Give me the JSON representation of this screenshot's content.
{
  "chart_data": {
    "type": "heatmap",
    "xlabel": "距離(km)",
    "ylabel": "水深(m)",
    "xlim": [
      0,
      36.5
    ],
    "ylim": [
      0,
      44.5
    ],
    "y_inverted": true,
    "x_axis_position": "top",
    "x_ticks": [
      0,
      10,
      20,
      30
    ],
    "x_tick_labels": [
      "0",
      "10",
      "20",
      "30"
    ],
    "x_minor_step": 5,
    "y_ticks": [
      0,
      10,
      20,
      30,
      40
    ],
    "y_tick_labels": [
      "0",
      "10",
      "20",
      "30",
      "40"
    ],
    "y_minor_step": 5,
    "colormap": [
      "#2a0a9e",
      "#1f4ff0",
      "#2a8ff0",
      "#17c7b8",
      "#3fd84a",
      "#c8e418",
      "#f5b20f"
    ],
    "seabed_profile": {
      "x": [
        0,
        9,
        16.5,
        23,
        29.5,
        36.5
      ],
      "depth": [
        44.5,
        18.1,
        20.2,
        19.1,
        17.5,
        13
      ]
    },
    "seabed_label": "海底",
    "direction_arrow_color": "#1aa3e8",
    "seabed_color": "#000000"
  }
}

┄┄┄┄┄┄

Written exercise:
Retype the entries exactly, including every line.

Task answer:
Give me the JSON representation of this screenshot's content.
{
  "chart_data": {
    "type": "heatmap",
    "xlabel": "距離(km)",
    "ylabel": "水深(m)",
    "xlim": [
      0,
      36.5
    ],
    "ylim": [
      0,
      44.5
    ],
    "y_inverted": true,
    "x_axis_position": "top",
    "x_ticks": [
      0,
      10,
      20,
      30
    ],
    "x_tick_labels": [
      "0",
      "10",
      "20",
      "30"
    ],
    "x_minor_step": 5,
    "y_ticks": [
      0,
      10,
      20,
      30,
      40
    ],
    "y_tick_labels": [
      "0",
      "10",
      "20",
      "30",
      "40"
    ],
    "y_minor_step": 5,
    "colormap": [
      "#2a0a9e",
      "#1f4ff0",
      "#2a8ff0",
      "#17c7b8",
      "#3fd84a",
      "#c8e418",
      "#f5b20f"
    ],
    "seabed_profile": {
      "x": [
        0,
        9,
        16.5,
        23,
        29.5,
        36.5
      ],
      "depth": [
        44.5,
        18.1,
        20.2,
        19.1,
        17.5,
        13
      ]
    },
    "seabed_label": "海底",
    "direction_arrow_color": "#1aa3e8",
    "seabed_color": "#000000"
  }
}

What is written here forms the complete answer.